* GOAL:
Collect all lines from the records below that include the word "instrument".

Data entries:
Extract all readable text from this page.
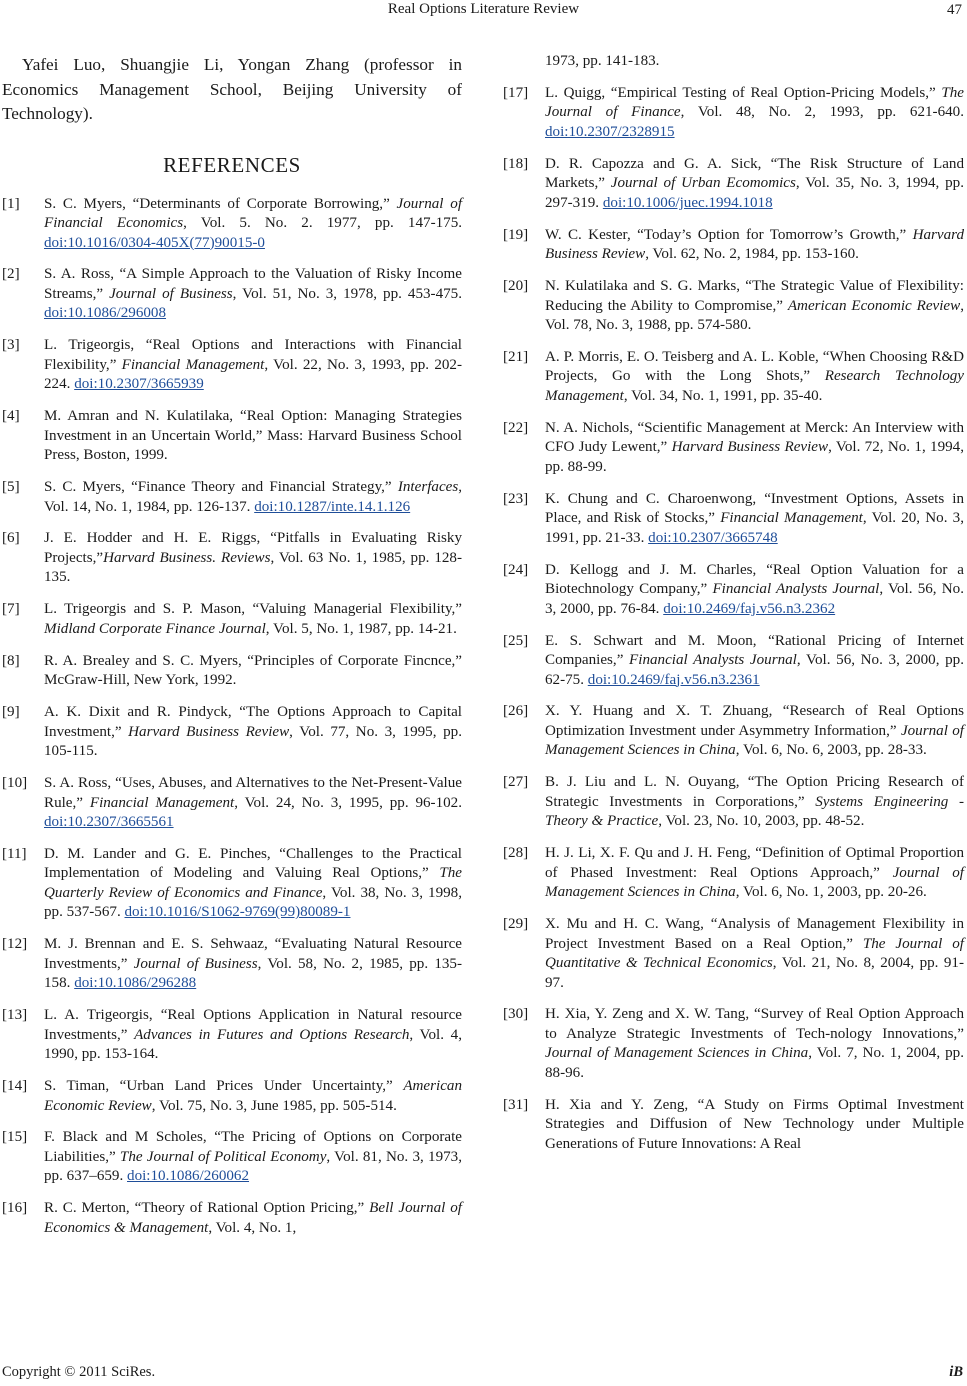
Real Options Literature Review	47

Yafei Luo, Shuangjie Li, Yongan Zhang (professor in Economics Management School, Beijing University of Technology).

REFERENCES
[1]	S. C. Myers, “Determinants of Corporate Borrowing,” Journal of Financial Economics, Vol. 5. No. 2. 1977, pp. 147-175. doi:10.1016/0304-405X(77)90015-0
[2]	S. A. Ross, “A Simple Approach to the Valuation of Risky Income Streams,” Journal of Business, Vol. 51, No. 3, 1978, pp. 453-475. doi:10.1086/296008
[3]	L. Trigeorgis, “Real Options and Interactions with Financial Flexibility,” Financial Management, Vol. 22, No. 3, 1993, pp. 202-224. doi:10.2307/3665939
[4]	M. Amran and N. Kulatilaka, “Real Option: Managing Strategies Investment in an Uncertain World,” Mass: Harvard Business School Press, Boston, 1999.
[5]	S. C. Myers, “Finance Theory and Financial Strategy,” Interfaces, Vol. 14, No. 1, 1984, pp. 126-137. doi:10.1287/inte.14.1.126
[6]	J. E. Hodder and H. E. Riggs, “Pitfalls in Evaluating Risky Projects,”Harvard Business. Reviews, Vol. 63 No. 1, 1985, pp. 128-135.
[7]	L. Trigeorgis and S. P. Mason, “Valuing Managerial Flexibility,” Midland Corporate Finance Journal, Vol. 5, No. 1, 1987, pp. 14-21.
[8]	R. A. Brealey and S. C. Myers, “Principles of Corporate Fincnce,” McGraw-Hill, New York, 1992.
[9]	A. K. Dixit and R. Pindyck, “The Options Approach to Capital Investment,” Harvard Business Review, Vol. 77, No. 3, 1995, pp. 105-115.
[10]	S. A. Ross, “Uses, Abuses, and Alternatives to the Net-Present-Value Rule,” Financial Management, Vol. 24, No. 3, 1995, pp. 96-102. doi:10.2307/3665561
[11]	D. M. Lander and G. E. Pinches, “Challenges to the Practical Implementation of Modeling and Valuing Real Options,” The Quarterly Review of Economics and Finance, Vol. 38, No. 3, 1998, pp. 537-567. doi:10.1016/S1062-9769(99)80089-1
[12]	M. J. Brennan and E. S. Sehwaaz, “Evaluating Natural Resource Investments,” Journal of Business, Vol. 58, No. 2, 1985, pp. 135-158. doi:10.1086/296288
[13]	L. A. Trigeorgis, “Real Options Application in Natural resource Investments,” Advances in Futures and Options Research, Vol. 4, 1990, pp. 153-164.
[14]	S. Timan, “Urban Land Prices Under Uncertainty,” American Economic Review, Vol. 75, No. 3, June 1985, pp. 505-514.
[15]	F. Black and M Scholes, “The Pricing of Options on Corporate Liabilities,” The Journal of Political Economy, Vol. 81, No. 3, 1973, pp. 637–659. doi:10.1086/260062
[16]	R. C. Merton, “Theory of Rational Option Pricing,” Bell Journal of Economics & Management, Vol. 4, No. 1,
1973, pp. 141-183.
[17]	L. Quigg, “Empirical Testing of Real Option-Pricing Models,” The Journal of Finance, Vol. 48, No. 2, 1993, pp. 621-640. doi:10.2307/2328915
[18]	D. R. Capozza and G. A. Sick, “The Risk Structure of Land Markets,” Journal of Urban Ecomomics, Vol. 35, No. 3, 1994, pp. 297-319. doi:10.1006/juec.1994.1018
[19]	W. C. Kester, “Today’s Option for Tomorrow’s Growth,” Harvard Business Review, Vol. 62, No. 2, 1984, pp. 153-160.
[20]	N. Kulatilaka and S. G. Marks, “The Strategic Value of Flexibility: Reducing the Ability to Compromise,” American Economic Review, Vol. 78, No. 3, 1988, pp. 574-580.
[21]	A. P. Morris, E. O. Teisberg and A. L. Koble, “When Choosing R&D Projects, Go with the Long Shots,” Research Technology Management, Vol. 34, No. 1, 1991, pp. 35-40.
[22]	N. A. Nichols, “Scientific Management at Merck: An Interview with CFO Judy Lewent,” Harvard Business Review, Vol. 72, No. 1, 1994, pp. 88-99.
[23]	K. Chung and C. Charoenwong, “Investment Options, Assets in Place, and Risk of Stocks,” Financial Management, Vol. 20, No. 3, 1991, pp. 21-33. doi:10.2307/3665748
[24]	D. Kellogg and J. M. Charles, “Real Option Valuation for a Biotechnology Company,” Financial Analysts Journal, Vol. 56, No. 3, 2000, pp. 76-84. doi:10.2469/faj.v56.n3.2362
[25]	E. S. Schwart and M. Moon, “Rational Pricing of Internet Companies,” Financial Analysts Journal, Vol. 56, No. 3, 2000, pp. 62-75. doi:10.2469/faj.v56.n3.2361
[26]	X. Y. Huang and X. T. Zhuang, “Research of Real Options Optimization Investment under Asymmetry Information,” Journal of Management Sciences in China, Vol. 6, No. 6, 2003, pp. 28-33.
[27]	B. J. Liu and L. N. Ouyang, “The Option Pricing Research of Strategic Investments in Corporations,” Systems Engineering - Theory & Practice, Vol. 23, No. 10, 2003, pp. 48-52.
[28]	H. J. Li, X. F. Qu and J. H. Feng, “Definition of Optimal Proportion of Phased Investment: Real Options Approach,” Journal of Management Sciences in China, Vol. 6, No. 1, 2003, pp. 20-26.
[29]	X. Mu and H. C. Wang, “Analysis of Management Flexibility in Project Investment Based on a Real Option,” The Journal of Quantitative & Technical Economics, Vol. 21, No. 8, 2004, pp. 91-97.
[30]	H. Xia, Y. Zeng and X. W. Tang, “Survey of Real Option Approach to Analyze Strategic Investments of Tech-nology Innovations,” Journal of Management Sciences in China, Vol. 7, No. 1, 2004, pp. 88-96.
[31]	H. Xia and Y. Zeng, “A Study on Firms Optimal Investment Strategies and Diffusion of New Technology under Multiple Generations of Future Innovations: A Real
Copyright © 2011 SciRes.	iB
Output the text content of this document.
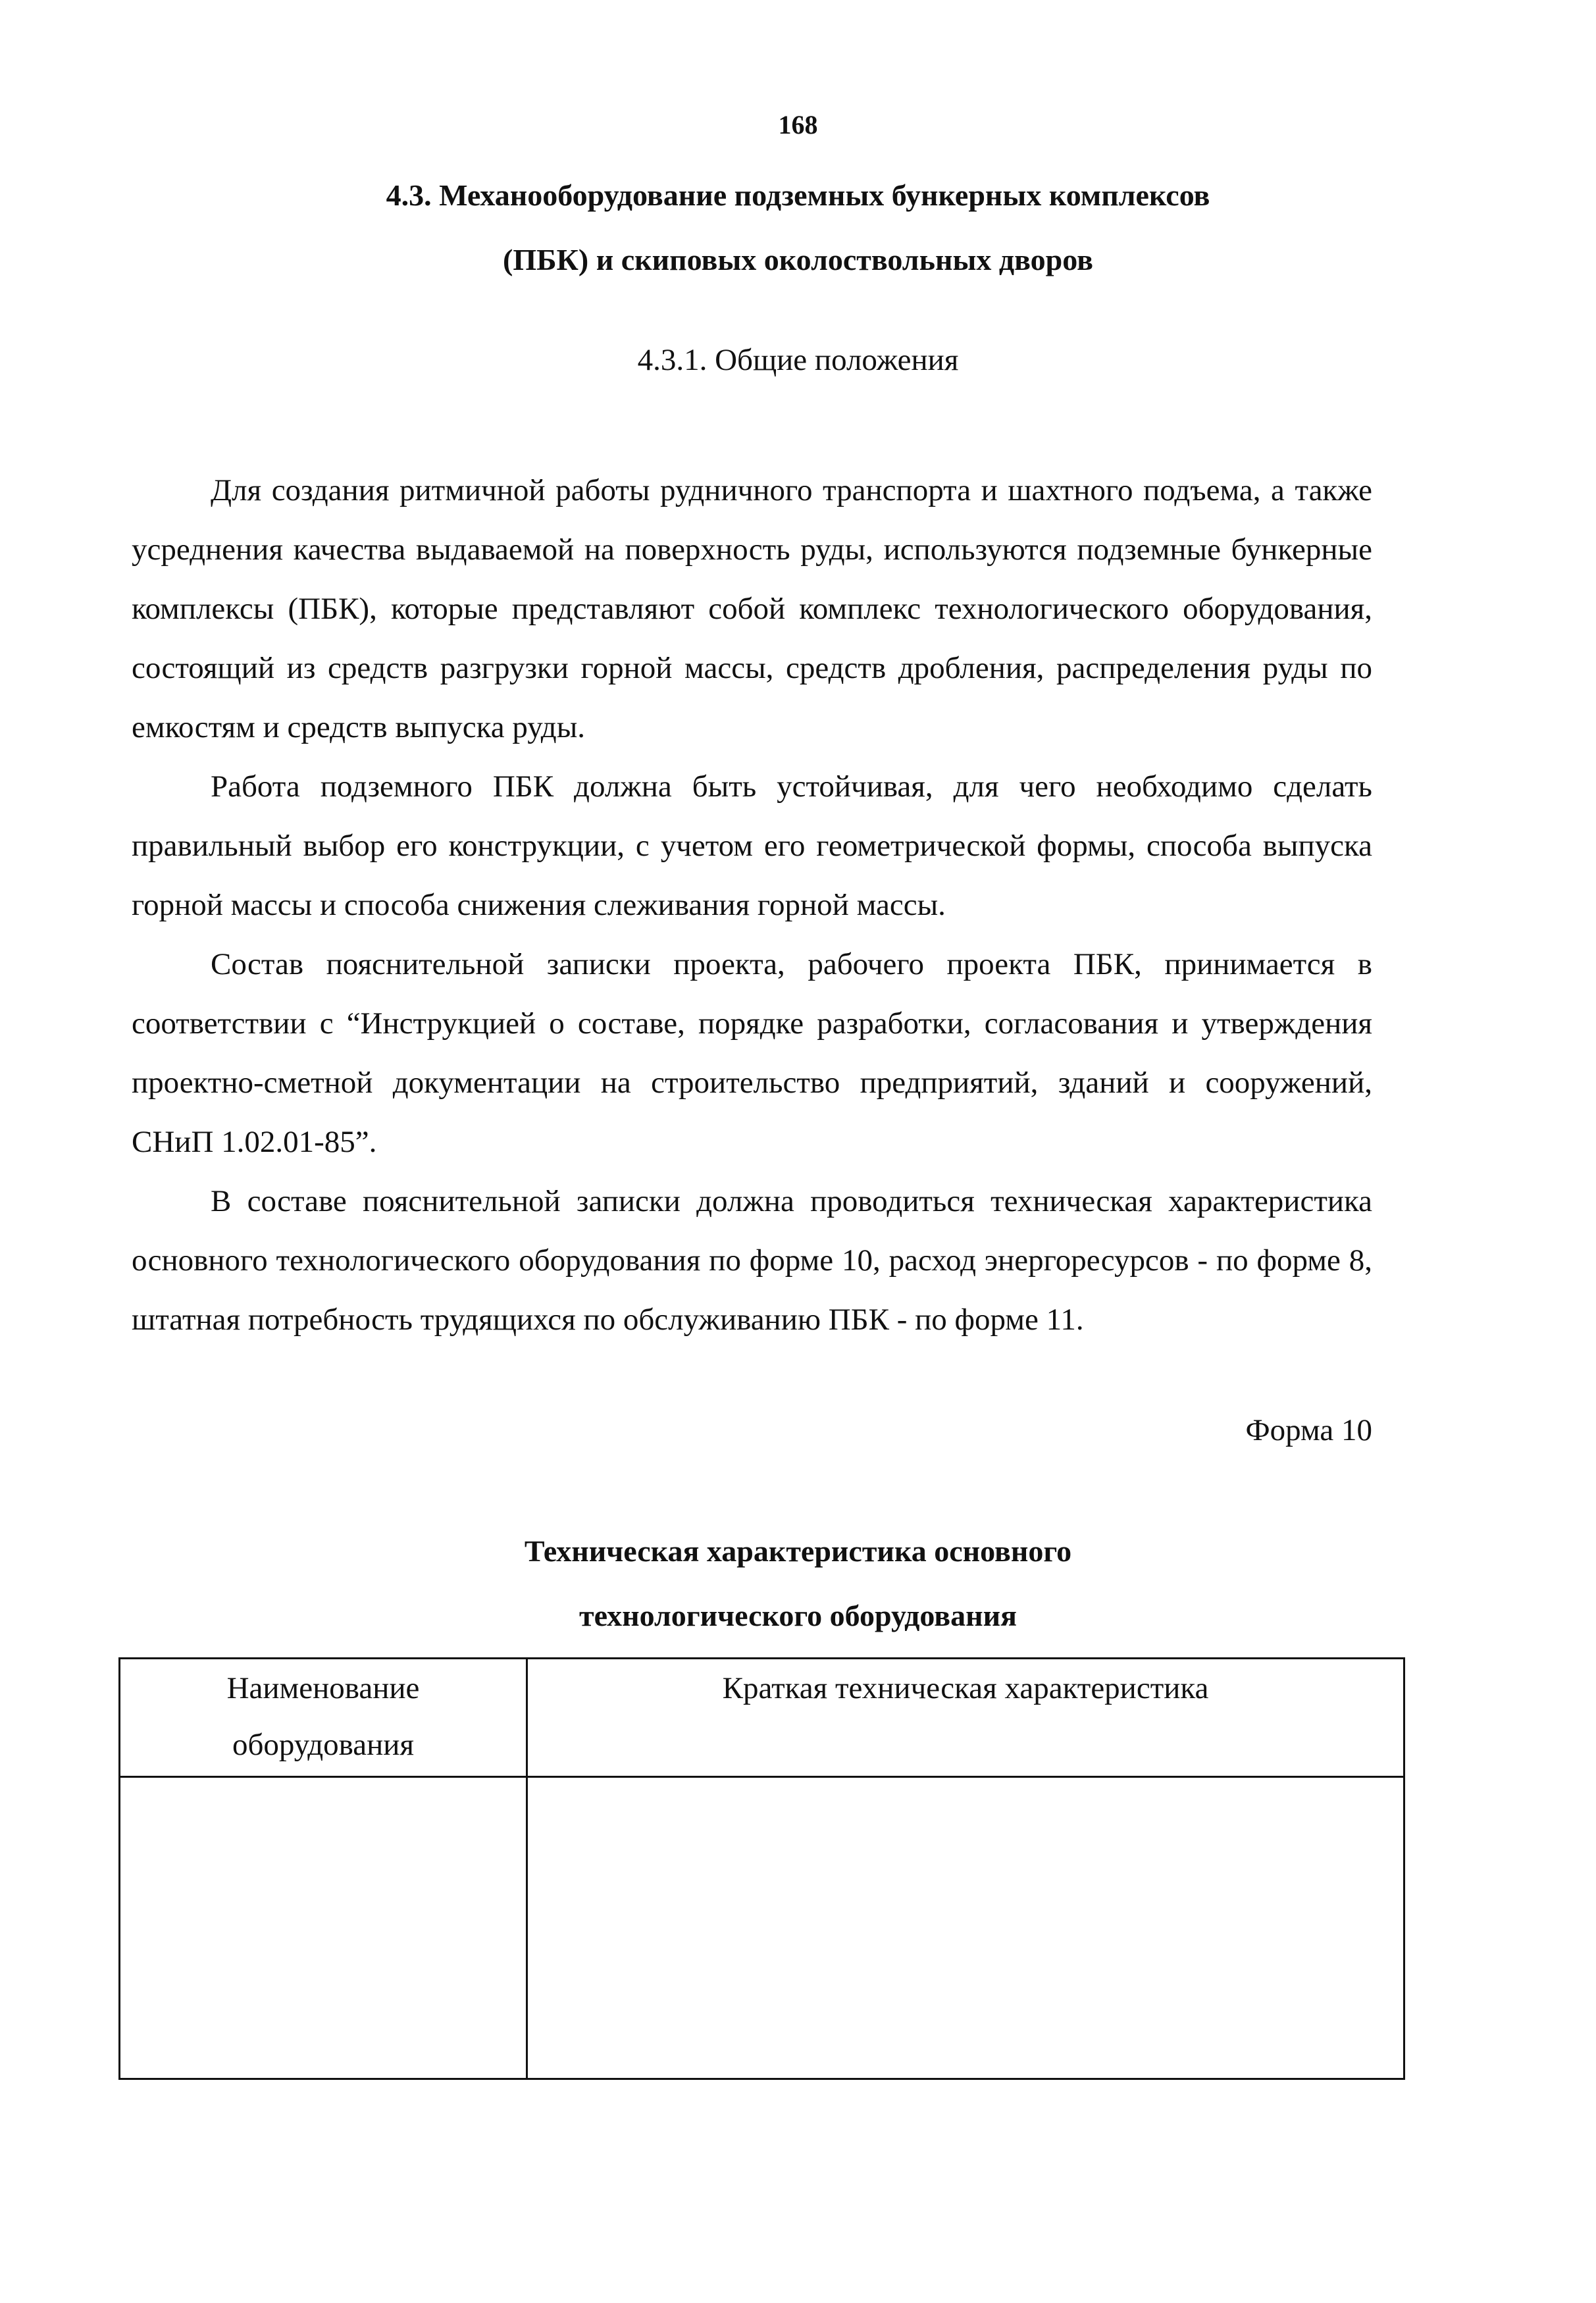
168
4.3. Механооборудование подземных бункерных комплексов
(ПБК) и скиповых околоствольных дворов
4.3.1. Общие положения

Для создания ритмичной работы рудничного транспорта и шахтного подъема, а также усреднения качества выдаваемой на поверхность руды, используются подземные бункерные комплексы (ПБК), которые представляют собой комплекс технологического оборудования, состоящий из средств разгрузки горной массы, средств дробления, распределения руды по емкостям и средств выпуска руды.

Работа подземного ПБК должна быть устойчивая, для чего необходимо сделать правильный выбор его конструкции, с учетом его геометрической формы, способа выпуска горной массы и способа снижения слеживания горной массы.

Состав пояснительной записки проекта, рабочего проекта ПБК, принимается в соответствии с “Инструкцией о составе, порядке разработки, согласования и утверждения проектно-сметной документации на строительство предприятий, зданий и сооружений, СНиП 1.02.01-85”.

В составе пояснительной записки должна проводиться техническая характеристика основного технологического оборудования по форме 10, расход энергоресурсов - по форме 8, штатная потребность трудящихся по обслуживанию ПБК - по форме 11.

Форма 10
Техническая характеристика основного
технологического оборудования
Наименование
оборудования	Краткая техническая характеристика
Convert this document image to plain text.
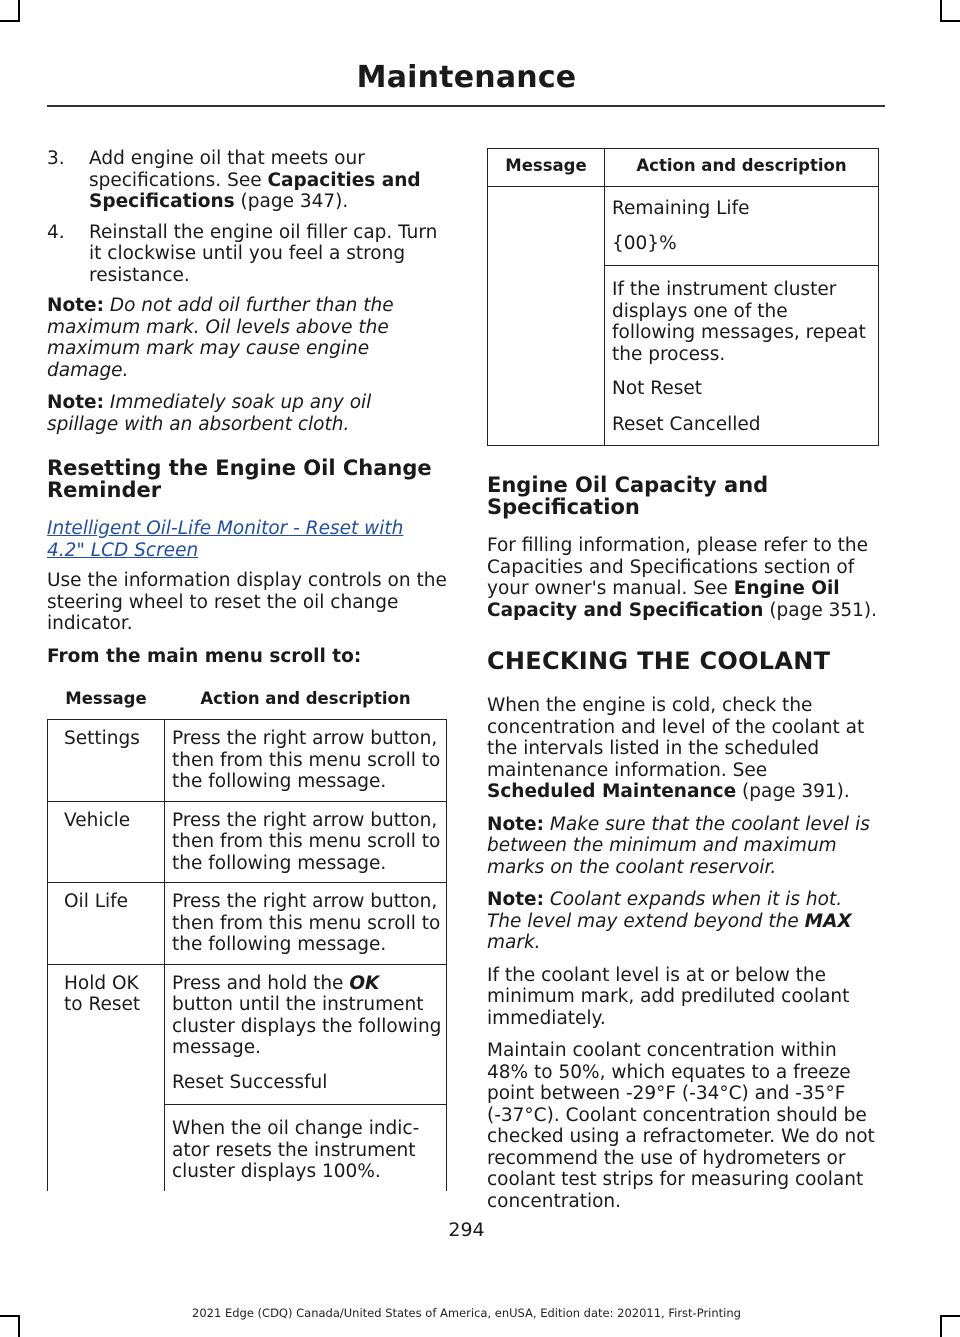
Maintenance
3.	Add engine oil that meets our specifications. See Capacities and Specifications (page 347).
4.	Reinstall the engine oil filler cap. Turn it clockwise until you feel a strong resistance.

Note: Do not add oil further than the maximum mark. Oil levels above the maximum mark may cause engine damage.

Note: Immediately soak up any oil spillage with an absorbent cloth.

Resetting the Engine Oil Change Reminder
Intelligent Oil-Life Monitor - Reset with 4.2" LCD Screen

Use the information display controls on the steering wheel to reset the oil change indicator.

From the main menu scroll to:

Message	Action and description
Settings	Press the right arrow button, then from this menu scroll to the following message.
Vehicle	Press the right arrow button, then from this menu scroll to the following message.
Oil Life	Press the right arrow button, then from this menu scroll to the following message.
Hold OK to Reset	Press and hold the OK button until the instrument cluster displays the following message.

Reset Successful

When the oil change indic-ator resets the instrument cluster displays 100%.

Message	Action and description

	Remaining Life

{00}%

If the instrument cluster displays one of the following messages, repeat the process.

Not Reset

Reset Cancelled

Engine Oil Capacity and Specification

For filling information, please refer to the Capacities and Specifications section of your owner's manual. See Engine Oil Capacity and Specification (page 351).

CHECKING THE COOLANT

When the engine is cold, check the concentration and level of the coolant at the intervals listed in the scheduled maintenance information. See Scheduled Maintenance (page 391).

Note: Make sure that the coolant level is between the minimum and maximum marks on the coolant reservoir.

Note: Coolant expands when it is hot. The level may extend beyond the MAX mark.

If the coolant level is at or below the minimum mark, add prediluted coolant immediately.

Maintain coolant concentration within 48% to 50%, which equates to a freeze point between -29°F (-34°C) and -35°F (-37°C). Coolant concentration should be checked using a refractometer. We do not recommend the use of hydrometers or coolant test strips for measuring coolant concentration.

294
2021 Edge (CDQ) Canada/United States of America, enUSA, Edition date: 202011, First-Printing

* RESULT FOR THIS EXERCISE:
Hold OK to Reset	Press and hold the OK button until the instrument cluster displays the following message.
When the oil change indic-ator resets the instrument cluster displays 100%.
If the instrument cluster displays one of the following messages, repeat the process.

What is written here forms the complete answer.